> **Instructions for the task**
Each line containing the word "Actuator" must be reported.

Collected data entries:

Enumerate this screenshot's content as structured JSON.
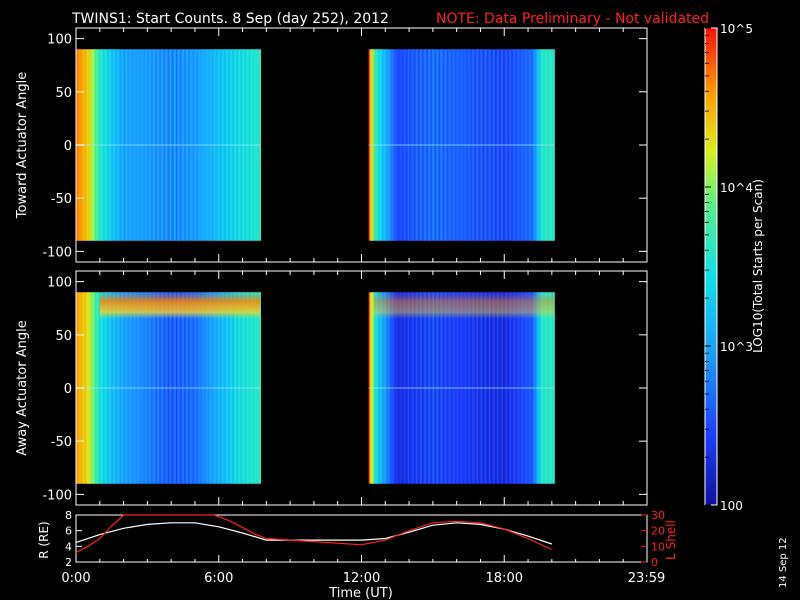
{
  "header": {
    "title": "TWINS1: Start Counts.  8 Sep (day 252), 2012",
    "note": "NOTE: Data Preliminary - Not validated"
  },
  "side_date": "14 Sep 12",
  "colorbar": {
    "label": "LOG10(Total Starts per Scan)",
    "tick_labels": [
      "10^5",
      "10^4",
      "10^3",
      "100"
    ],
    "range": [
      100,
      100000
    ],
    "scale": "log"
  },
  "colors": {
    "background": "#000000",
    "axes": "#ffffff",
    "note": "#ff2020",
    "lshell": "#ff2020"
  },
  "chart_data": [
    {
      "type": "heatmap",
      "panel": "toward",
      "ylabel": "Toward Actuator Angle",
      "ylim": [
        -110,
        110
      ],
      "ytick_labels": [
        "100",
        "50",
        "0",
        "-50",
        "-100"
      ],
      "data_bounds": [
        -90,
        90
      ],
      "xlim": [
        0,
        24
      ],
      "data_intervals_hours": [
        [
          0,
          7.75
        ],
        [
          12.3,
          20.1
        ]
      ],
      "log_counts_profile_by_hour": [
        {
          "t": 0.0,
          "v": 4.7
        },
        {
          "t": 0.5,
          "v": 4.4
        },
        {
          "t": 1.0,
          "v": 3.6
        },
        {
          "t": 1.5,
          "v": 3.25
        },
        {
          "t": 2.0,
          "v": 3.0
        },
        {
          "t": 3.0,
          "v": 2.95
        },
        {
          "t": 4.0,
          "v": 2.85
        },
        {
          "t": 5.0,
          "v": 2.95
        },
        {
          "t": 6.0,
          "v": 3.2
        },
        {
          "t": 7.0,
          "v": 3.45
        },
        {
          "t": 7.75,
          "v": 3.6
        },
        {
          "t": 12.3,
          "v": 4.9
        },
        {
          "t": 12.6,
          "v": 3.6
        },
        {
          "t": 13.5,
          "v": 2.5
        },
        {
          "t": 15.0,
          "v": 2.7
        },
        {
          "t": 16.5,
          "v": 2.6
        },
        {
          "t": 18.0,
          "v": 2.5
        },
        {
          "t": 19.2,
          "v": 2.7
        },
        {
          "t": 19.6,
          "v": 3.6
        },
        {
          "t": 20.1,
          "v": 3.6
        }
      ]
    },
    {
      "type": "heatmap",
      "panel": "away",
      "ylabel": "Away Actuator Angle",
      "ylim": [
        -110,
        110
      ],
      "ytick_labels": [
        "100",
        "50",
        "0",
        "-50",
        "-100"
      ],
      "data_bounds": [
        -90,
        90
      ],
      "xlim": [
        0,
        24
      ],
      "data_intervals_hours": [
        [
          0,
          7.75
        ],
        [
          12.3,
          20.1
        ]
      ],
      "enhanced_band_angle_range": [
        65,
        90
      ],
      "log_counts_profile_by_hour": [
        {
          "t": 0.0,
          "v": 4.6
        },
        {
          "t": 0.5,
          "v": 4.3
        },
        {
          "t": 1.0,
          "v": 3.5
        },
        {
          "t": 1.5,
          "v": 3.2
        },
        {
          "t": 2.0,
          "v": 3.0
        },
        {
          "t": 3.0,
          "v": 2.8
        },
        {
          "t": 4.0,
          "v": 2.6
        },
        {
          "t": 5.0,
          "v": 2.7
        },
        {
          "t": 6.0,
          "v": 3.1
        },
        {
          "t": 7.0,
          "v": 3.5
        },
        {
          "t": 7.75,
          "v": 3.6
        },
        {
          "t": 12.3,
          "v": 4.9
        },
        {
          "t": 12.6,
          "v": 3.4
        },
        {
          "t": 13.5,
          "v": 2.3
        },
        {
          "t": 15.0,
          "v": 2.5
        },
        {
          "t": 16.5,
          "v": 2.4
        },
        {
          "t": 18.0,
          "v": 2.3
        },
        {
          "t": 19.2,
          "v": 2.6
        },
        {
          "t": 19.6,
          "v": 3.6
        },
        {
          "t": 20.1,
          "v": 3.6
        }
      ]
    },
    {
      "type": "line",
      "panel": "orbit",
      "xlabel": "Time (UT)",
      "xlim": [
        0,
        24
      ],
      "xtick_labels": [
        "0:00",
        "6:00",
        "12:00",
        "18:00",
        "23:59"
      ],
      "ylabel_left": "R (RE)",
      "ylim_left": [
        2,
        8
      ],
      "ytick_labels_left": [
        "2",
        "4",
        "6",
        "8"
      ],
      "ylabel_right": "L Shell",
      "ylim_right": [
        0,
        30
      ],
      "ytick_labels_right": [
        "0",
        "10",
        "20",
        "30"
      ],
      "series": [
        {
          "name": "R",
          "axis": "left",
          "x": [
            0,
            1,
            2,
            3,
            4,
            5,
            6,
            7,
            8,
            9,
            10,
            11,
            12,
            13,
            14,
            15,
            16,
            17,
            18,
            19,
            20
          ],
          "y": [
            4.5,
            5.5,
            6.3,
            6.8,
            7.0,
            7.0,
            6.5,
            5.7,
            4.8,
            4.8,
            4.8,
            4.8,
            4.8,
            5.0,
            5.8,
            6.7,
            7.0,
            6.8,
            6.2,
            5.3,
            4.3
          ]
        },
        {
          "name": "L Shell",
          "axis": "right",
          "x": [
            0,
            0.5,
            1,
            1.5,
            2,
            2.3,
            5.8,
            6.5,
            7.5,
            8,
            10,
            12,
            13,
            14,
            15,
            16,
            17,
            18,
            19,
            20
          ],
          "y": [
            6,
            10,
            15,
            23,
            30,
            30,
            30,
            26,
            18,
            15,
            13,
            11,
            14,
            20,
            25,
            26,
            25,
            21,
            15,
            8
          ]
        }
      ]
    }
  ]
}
* * *
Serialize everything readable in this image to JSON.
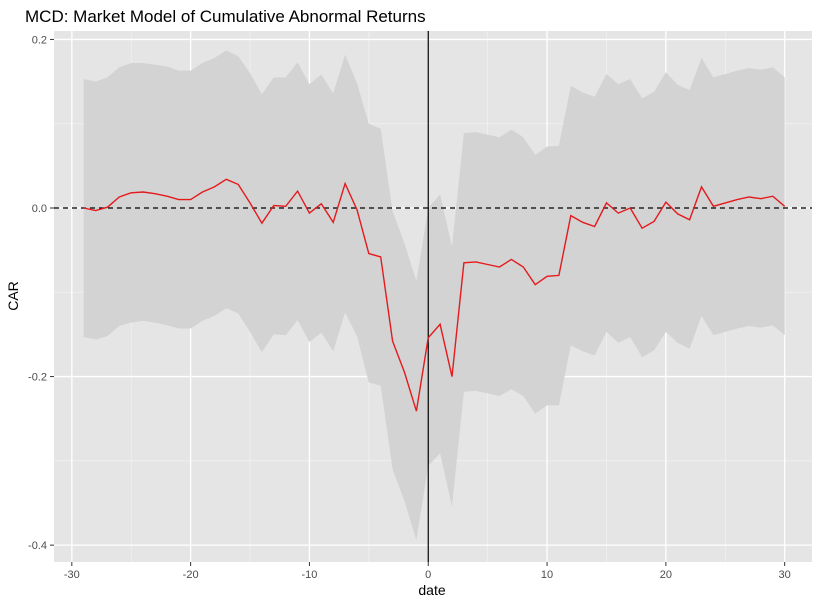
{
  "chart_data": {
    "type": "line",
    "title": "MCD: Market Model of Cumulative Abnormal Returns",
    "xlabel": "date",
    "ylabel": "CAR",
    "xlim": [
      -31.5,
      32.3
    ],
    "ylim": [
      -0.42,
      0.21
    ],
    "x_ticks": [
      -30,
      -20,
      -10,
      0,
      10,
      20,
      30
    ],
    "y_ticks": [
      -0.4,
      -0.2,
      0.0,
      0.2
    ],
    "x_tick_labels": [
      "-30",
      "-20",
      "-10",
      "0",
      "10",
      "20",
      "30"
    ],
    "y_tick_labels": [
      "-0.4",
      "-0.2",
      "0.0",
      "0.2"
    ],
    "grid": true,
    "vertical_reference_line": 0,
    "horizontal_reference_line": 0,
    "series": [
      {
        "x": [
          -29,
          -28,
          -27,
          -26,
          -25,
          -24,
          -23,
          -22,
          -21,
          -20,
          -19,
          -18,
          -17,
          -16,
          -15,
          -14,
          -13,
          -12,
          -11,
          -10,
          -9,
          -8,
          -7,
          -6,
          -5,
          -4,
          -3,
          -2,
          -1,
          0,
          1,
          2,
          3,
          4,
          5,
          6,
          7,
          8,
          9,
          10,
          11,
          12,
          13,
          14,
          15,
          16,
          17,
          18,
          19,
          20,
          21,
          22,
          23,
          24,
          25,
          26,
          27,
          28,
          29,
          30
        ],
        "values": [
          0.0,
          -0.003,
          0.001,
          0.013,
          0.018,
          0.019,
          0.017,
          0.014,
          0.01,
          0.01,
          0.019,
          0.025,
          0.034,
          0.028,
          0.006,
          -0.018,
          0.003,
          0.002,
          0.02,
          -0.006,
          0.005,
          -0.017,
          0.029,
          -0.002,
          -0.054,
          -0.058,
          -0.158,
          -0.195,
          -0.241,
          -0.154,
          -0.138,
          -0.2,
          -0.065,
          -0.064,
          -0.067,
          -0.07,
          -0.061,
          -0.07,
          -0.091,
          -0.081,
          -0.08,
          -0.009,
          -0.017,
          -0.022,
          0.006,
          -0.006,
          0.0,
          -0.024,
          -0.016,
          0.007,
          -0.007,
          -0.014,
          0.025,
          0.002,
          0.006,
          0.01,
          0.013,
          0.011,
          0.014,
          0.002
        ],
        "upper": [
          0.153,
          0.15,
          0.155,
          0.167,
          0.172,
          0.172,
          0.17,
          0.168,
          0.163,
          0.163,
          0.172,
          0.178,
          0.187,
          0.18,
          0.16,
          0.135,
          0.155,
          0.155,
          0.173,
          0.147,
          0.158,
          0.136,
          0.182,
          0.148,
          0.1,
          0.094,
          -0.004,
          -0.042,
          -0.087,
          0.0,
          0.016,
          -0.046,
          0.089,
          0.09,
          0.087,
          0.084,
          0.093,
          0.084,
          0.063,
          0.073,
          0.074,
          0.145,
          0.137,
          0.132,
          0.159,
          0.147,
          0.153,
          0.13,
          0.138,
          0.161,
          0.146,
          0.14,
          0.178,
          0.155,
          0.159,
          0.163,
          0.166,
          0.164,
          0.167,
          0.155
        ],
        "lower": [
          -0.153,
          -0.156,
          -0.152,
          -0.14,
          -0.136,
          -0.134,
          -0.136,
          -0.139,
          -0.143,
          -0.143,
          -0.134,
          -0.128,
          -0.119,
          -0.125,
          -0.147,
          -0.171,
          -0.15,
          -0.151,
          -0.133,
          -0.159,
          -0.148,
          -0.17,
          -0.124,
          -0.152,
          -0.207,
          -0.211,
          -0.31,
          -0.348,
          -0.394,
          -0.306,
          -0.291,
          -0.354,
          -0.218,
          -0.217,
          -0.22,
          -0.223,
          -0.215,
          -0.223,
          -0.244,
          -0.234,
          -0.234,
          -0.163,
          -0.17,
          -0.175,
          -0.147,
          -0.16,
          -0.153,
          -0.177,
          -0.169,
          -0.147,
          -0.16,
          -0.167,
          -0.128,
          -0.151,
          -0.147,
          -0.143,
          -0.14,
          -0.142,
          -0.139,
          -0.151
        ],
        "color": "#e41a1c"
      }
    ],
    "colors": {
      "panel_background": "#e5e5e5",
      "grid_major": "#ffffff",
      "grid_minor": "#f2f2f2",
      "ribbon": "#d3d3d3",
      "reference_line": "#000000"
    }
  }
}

> **The reply**
      "ylabel": "Toward Actuator Angle",
      "ylabel": "Away Actuator Angle",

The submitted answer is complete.